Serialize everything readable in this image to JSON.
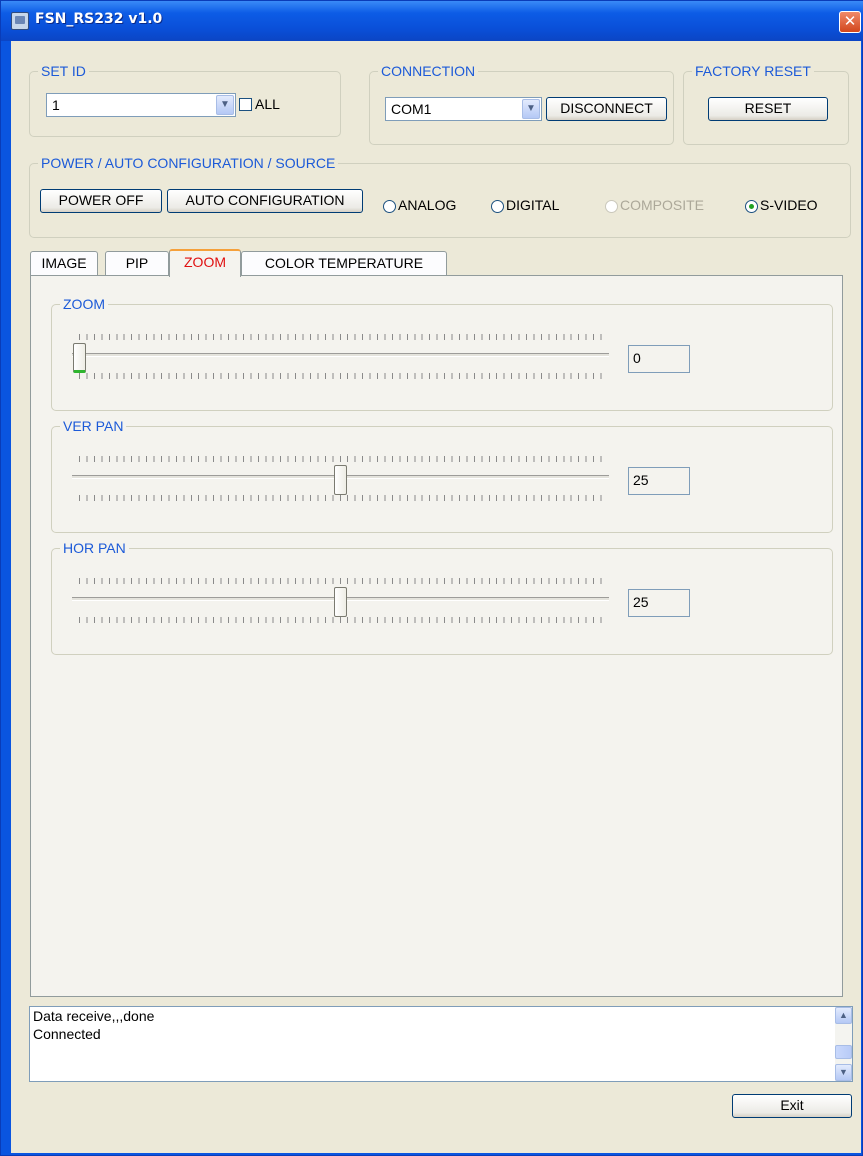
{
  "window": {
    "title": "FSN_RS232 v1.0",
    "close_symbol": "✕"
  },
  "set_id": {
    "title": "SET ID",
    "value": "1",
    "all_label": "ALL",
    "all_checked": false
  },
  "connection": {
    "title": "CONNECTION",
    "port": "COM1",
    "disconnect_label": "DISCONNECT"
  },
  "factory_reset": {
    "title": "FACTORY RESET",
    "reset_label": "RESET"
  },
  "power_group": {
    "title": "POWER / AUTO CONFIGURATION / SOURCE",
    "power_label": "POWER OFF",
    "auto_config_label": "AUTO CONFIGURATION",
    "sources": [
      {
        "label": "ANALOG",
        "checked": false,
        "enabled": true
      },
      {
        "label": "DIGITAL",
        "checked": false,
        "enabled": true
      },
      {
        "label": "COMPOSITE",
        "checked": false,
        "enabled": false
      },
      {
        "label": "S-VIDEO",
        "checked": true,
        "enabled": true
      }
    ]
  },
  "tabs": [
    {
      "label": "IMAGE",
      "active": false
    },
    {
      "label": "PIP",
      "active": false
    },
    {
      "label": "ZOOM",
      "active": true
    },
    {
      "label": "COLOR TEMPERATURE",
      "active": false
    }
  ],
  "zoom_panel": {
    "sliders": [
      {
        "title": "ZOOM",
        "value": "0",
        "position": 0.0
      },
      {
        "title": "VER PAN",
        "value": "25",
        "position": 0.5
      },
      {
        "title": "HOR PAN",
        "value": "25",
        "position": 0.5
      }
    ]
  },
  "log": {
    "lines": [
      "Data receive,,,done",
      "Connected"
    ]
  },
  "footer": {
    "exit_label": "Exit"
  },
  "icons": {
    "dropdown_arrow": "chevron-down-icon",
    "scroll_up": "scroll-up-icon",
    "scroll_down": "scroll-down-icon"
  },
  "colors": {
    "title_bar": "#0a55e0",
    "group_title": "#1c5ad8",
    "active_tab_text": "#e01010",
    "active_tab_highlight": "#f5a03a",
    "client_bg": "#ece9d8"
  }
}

--------

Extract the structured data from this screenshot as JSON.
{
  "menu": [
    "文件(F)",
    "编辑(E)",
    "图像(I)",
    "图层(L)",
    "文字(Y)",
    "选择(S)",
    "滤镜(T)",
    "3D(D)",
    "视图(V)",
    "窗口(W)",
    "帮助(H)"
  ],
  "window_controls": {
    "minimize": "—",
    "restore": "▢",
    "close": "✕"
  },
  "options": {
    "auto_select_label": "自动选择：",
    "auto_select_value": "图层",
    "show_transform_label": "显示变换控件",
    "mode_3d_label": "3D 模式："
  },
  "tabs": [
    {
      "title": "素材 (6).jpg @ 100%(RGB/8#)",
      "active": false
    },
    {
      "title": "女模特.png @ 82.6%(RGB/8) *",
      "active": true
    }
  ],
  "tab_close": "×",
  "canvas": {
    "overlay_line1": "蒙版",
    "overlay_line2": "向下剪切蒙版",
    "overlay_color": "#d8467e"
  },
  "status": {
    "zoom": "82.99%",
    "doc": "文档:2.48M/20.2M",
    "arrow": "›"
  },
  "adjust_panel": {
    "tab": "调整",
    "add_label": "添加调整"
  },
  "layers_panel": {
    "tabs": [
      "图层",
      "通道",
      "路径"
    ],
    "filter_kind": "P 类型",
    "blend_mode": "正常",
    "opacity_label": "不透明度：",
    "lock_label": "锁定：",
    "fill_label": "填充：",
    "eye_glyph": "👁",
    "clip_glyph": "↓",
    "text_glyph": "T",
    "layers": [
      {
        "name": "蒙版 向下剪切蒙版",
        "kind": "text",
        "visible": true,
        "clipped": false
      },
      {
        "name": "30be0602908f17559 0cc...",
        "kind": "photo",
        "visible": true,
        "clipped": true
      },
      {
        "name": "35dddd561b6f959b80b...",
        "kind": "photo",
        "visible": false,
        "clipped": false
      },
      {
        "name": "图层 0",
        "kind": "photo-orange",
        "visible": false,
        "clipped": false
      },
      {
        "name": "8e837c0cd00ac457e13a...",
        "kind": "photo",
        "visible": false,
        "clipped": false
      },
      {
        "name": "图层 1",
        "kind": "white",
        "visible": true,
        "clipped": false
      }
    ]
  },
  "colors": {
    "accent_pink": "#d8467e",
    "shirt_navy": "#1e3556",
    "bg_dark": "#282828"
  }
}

--------

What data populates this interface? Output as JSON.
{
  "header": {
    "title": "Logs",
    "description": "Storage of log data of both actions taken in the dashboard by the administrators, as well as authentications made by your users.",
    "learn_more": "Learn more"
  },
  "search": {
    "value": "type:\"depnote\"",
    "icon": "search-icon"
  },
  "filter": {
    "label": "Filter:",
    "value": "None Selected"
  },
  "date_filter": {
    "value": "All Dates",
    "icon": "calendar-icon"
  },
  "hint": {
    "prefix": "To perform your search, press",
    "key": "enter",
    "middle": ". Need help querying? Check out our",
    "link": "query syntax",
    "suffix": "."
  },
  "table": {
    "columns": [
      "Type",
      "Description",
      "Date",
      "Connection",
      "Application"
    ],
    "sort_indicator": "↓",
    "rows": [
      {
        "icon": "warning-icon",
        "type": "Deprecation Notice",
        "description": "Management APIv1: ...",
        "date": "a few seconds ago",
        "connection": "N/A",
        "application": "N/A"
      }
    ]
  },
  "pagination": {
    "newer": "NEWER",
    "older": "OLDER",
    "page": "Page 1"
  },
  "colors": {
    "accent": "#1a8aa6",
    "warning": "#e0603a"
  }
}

--------

Copy out every line from the data above that has "down" in it.

    "dropdown_arrow": "chevron-down-icon",
    "scroll_down": "scroll-down-icon"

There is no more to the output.